**Instructions for the task:** Write down each entry again, exactly as it reads.

— START OF Given information —

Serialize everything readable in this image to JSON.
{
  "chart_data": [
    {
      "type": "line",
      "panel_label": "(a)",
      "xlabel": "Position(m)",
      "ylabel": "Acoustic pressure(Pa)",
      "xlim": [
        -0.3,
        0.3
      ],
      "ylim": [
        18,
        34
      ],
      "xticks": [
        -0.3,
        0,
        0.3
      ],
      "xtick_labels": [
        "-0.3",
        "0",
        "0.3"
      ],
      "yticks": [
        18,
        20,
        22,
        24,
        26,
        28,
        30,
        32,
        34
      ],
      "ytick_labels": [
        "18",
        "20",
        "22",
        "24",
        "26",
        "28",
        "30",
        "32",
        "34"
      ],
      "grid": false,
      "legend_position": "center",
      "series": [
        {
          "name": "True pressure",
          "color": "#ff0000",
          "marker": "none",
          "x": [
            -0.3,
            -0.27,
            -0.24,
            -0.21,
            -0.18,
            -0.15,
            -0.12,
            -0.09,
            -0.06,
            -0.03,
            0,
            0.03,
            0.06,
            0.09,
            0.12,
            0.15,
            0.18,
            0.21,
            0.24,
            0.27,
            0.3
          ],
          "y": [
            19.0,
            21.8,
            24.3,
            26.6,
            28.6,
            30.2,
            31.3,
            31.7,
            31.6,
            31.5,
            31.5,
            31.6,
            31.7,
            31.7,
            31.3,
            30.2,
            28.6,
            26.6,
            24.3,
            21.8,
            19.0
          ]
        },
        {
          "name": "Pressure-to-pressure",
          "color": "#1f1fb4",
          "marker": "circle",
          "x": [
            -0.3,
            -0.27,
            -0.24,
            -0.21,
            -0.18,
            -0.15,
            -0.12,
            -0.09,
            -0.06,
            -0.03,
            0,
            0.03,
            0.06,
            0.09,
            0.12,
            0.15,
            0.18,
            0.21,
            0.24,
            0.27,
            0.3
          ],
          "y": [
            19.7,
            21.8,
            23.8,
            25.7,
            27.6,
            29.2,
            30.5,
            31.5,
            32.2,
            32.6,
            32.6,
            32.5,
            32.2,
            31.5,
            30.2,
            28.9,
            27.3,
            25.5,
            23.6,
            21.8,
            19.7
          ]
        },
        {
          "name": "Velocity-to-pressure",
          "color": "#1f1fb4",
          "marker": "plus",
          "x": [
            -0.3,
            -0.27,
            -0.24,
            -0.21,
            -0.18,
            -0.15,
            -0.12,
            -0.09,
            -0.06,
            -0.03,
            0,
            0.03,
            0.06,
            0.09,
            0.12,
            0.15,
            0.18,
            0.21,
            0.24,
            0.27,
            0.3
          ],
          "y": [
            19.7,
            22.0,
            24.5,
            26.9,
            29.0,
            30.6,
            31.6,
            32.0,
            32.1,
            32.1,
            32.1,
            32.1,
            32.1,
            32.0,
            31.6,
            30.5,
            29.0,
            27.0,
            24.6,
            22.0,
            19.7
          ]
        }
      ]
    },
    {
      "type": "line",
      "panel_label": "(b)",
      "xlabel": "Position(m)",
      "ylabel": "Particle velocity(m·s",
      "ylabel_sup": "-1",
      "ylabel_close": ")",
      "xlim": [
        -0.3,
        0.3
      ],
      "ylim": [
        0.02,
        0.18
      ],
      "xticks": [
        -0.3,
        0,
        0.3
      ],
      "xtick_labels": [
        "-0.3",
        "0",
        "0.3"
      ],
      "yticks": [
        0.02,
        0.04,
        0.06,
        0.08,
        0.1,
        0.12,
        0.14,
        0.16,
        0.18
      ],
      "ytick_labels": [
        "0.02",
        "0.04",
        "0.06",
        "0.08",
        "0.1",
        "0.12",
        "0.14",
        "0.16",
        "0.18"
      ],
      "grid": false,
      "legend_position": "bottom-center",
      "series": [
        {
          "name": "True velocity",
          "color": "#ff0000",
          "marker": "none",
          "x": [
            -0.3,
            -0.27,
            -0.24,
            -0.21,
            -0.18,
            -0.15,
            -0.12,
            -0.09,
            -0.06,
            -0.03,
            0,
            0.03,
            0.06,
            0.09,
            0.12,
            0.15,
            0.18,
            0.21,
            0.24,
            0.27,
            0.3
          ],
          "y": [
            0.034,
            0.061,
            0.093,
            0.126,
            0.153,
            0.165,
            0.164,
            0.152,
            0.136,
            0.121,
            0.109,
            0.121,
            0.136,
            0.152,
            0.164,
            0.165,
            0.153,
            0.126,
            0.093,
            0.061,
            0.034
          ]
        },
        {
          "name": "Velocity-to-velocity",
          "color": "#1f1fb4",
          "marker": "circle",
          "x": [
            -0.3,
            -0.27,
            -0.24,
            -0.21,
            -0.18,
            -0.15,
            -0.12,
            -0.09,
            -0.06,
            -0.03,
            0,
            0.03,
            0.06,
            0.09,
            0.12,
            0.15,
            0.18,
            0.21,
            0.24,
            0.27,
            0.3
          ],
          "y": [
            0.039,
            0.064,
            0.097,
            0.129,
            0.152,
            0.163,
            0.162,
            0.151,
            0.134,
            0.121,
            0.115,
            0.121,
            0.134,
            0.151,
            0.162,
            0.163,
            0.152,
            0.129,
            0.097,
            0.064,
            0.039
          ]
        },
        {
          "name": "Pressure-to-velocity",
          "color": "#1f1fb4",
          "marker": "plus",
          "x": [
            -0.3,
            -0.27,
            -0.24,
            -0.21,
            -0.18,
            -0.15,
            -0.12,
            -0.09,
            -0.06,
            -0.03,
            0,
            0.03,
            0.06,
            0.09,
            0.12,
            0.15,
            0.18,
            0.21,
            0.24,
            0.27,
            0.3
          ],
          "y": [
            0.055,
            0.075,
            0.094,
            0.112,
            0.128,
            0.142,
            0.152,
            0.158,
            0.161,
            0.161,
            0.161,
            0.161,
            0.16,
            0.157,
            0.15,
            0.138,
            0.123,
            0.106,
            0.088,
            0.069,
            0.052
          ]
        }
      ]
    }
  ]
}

— END OF Given information —

**Response to the task:**
Serialize everything readable in this image to JSON.
{
  "chart_data": [
    {
      "type": "line",
      "panel_label": "(a)",
      "xlabel": "Position(m)",
      "ylabel": "Acoustic pressure(Pa)",
      "xlim": [
        -0.3,
        0.3
      ],
      "ylim": [
        18,
        34
      ],
      "xticks": [
        -0.3,
        0,
        0.3
      ],
      "xtick_labels": [
        "-0.3",
        "0",
        "0.3"
      ],
      "yticks": [
        18,
        20,
        22,
        24,
        26,
        28,
        30,
        32,
        34
      ],
      "ytick_labels": [
        "18",
        "20",
        "22",
        "24",
        "26",
        "28",
        "30",
        "32",
        "34"
      ],
      "grid": false,
      "legend_position": "center",
      "series": [
        {
          "name": "True pressure",
          "color": "#ff0000",
          "marker": "none",
          "x": [
            -0.3,
            -0.27,
            -0.24,
            -0.21,
            -0.18,
            -0.15,
            -0.12,
            -0.09,
            -0.06,
            -0.03,
            0,
            0.03,
            0.06,
            0.09,
            0.12,
            0.15,
            0.18,
            0.21,
            0.24,
            0.27,
            0.3
          ],
          "y": [
            19.0,
            21.8,
            24.3,
            26.6,
            28.6,
            30.2,
            31.3,
            31.7,
            31.6,
            31.5,
            31.5,
            31.6,
            31.7,
            31.7,
            31.3,
            30.2,
            28.6,
            26.6,
            24.3,
            21.8,
            19.0
          ]
        },
        {
          "name": "Pressure-to-pressure",
          "color": "#1f1fb4",
          "marker": "circle",
          "x": [
            -0.3,
            -0.27,
            -0.24,
            -0.21,
            -0.18,
            -0.15,
            -0.12,
            -0.09,
            -0.06,
            -0.03,
            0,
            0.03,
            0.06,
            0.09,
            0.12,
            0.15,
            0.18,
            0.21,
            0.24,
            0.27,
            0.3
          ],
          "y": [
            19.7,
            21.8,
            23.8,
            25.7,
            27.6,
            29.2,
            30.5,
            31.5,
            32.2,
            32.6,
            32.6,
            32.5,
            32.2,
            31.5,
            30.2,
            28.9,
            27.3,
            25.5,
            23.6,
            21.8,
            19.7
          ]
        },
        {
          "name": "Velocity-to-pressure",
          "color": "#1f1fb4",
          "marker": "plus",
          "x": [
            -0.3,
            -0.27,
            -0.24,
            -0.21,
            -0.18,
            -0.15,
            -0.12,
            -0.09,
            -0.06,
            -0.03,
            0,
            0.03,
            0.06,
            0.09,
            0.12,
            0.15,
            0.18,
            0.21,
            0.24,
            0.27,
            0.3
          ],
          "y": [
            19.7,
            22.0,
            24.5,
            26.9,
            29.0,
            30.6,
            31.6,
            32.0,
            32.1,
            32.1,
            32.1,
            32.1,
            32.1,
            32.0,
            31.6,
            30.5,
            29.0,
            27.0,
            24.6,
            22.0,
            19.7
          ]
        }
      ]
    },
    {
      "type": "line",
      "panel_label": "(b)",
      "xlabel": "Position(m)",
      "ylabel": "Particle velocity(m·s",
      "ylabel_sup": "-1",
      "ylabel_close": ")",
      "xlim": [
        -0.3,
        0.3
      ],
      "ylim": [
        0.02,
        0.18
      ],
      "xticks": [
        -0.3,
        0,
        0.3
      ],
      "xtick_labels": [
        "-0.3",
        "0",
        "0.3"
      ],
      "yticks": [
        0.02,
        0.04,
        0.06,
        0.08,
        0.1,
        0.12,
        0.14,
        0.16,
        0.18
      ],
      "ytick_labels": [
        "0.02",
        "0.04",
        "0.06",
        "0.08",
        "0.1",
        "0.12",
        "0.14",
        "0.16",
        "0.18"
      ],
      "grid": false,
      "legend_position": "bottom-center",
      "series": [
        {
          "name": "True velocity",
          "color": "#ff0000",
          "marker": "none",
          "x": [
            -0.3,
            -0.27,
            -0.24,
            -0.21,
            -0.18,
            -0.15,
            -0.12,
            -0.09,
            -0.06,
            -0.03,
            0,
            0.03,
            0.06,
            0.09,
            0.12,
            0.15,
            0.18,
            0.21,
            0.24,
            0.27,
            0.3
          ],
          "y": [
            0.034,
            0.061,
            0.093,
            0.126,
            0.153,
            0.165,
            0.164,
            0.152,
            0.136,
            0.121,
            0.109,
            0.121,
            0.136,
            0.152,
            0.164,
            0.165,
            0.153,
            0.126,
            0.093,
            0.061,
            0.034
          ]
        },
        {
          "name": "Velocity-to-velocity",
          "color": "#1f1fb4",
          "marker": "circle",
          "x": [
            -0.3,
            -0.27,
            -0.24,
            -0.21,
            -0.18,
            -0.15,
            -0.12,
            -0.09,
            -0.06,
            -0.03,
            0,
            0.03,
            0.06,
            0.09,
            0.12,
            0.15,
            0.18,
            0.21,
            0.24,
            0.27,
            0.3
          ],
          "y": [
            0.039,
            0.064,
            0.097,
            0.129,
            0.152,
            0.163,
            0.162,
            0.151,
            0.134,
            0.121,
            0.115,
            0.121,
            0.134,
            0.151,
            0.162,
            0.163,
            0.152,
            0.129,
            0.097,
            0.064,
            0.039
          ]
        },
        {
          "name": "Pressure-to-velocity",
          "color": "#1f1fb4",
          "marker": "plus",
          "x": [
            -0.3,
            -0.27,
            -0.24,
            -0.21,
            -0.18,
            -0.15,
            -0.12,
            -0.09,
            -0.06,
            -0.03,
            0,
            0.03,
            0.06,
            0.09,
            0.12,
            0.15,
            0.18,
            0.21,
            0.24,
            0.27,
            0.3
          ],
          "y": [
            0.055,
            0.075,
            0.094,
            0.112,
            0.128,
            0.142,
            0.152,
            0.158,
            0.161,
            0.161,
            0.161,
            0.161,
            0.16,
            0.157,
            0.15,
            0.138,
            0.123,
            0.106,
            0.088,
            0.069,
            0.052
          ]
        }
      ]
    }
  ]
}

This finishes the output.